**Extracted information:**
* Start *
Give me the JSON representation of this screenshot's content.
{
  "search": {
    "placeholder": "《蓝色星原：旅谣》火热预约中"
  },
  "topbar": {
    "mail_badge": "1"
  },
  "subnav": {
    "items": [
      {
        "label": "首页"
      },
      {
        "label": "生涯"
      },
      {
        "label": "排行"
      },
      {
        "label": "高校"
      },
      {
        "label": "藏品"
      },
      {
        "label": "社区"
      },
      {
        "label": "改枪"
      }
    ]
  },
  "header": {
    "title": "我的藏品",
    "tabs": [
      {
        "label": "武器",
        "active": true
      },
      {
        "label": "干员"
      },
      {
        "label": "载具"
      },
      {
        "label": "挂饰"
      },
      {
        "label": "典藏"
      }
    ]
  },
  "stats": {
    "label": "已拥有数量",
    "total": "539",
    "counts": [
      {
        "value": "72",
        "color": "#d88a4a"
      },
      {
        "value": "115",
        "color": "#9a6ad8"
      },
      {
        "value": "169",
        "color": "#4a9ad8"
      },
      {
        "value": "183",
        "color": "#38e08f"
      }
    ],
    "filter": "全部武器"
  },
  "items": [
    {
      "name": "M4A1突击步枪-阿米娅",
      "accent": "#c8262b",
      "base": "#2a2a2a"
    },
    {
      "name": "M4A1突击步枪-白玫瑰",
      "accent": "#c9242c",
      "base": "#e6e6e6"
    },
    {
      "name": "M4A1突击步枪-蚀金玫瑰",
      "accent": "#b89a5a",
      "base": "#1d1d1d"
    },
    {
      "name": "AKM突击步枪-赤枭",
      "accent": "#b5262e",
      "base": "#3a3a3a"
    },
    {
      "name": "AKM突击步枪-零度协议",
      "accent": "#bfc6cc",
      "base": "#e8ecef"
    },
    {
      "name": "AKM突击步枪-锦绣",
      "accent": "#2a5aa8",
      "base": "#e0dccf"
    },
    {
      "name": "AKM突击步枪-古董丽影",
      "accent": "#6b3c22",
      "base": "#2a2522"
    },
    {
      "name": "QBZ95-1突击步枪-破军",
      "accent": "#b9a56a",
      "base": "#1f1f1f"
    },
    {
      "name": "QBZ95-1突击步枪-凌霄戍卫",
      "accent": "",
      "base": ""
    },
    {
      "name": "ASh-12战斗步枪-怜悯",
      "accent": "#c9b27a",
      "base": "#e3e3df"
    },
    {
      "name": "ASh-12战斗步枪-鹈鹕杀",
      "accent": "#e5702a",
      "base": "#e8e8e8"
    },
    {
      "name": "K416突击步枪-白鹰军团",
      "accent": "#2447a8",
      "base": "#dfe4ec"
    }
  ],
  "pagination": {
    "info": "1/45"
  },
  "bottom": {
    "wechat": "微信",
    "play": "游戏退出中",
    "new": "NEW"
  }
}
* End *
**What you need to do:**
Find how many of the lines above have the word "accent" in them. State only that number.

**Completed task:**
12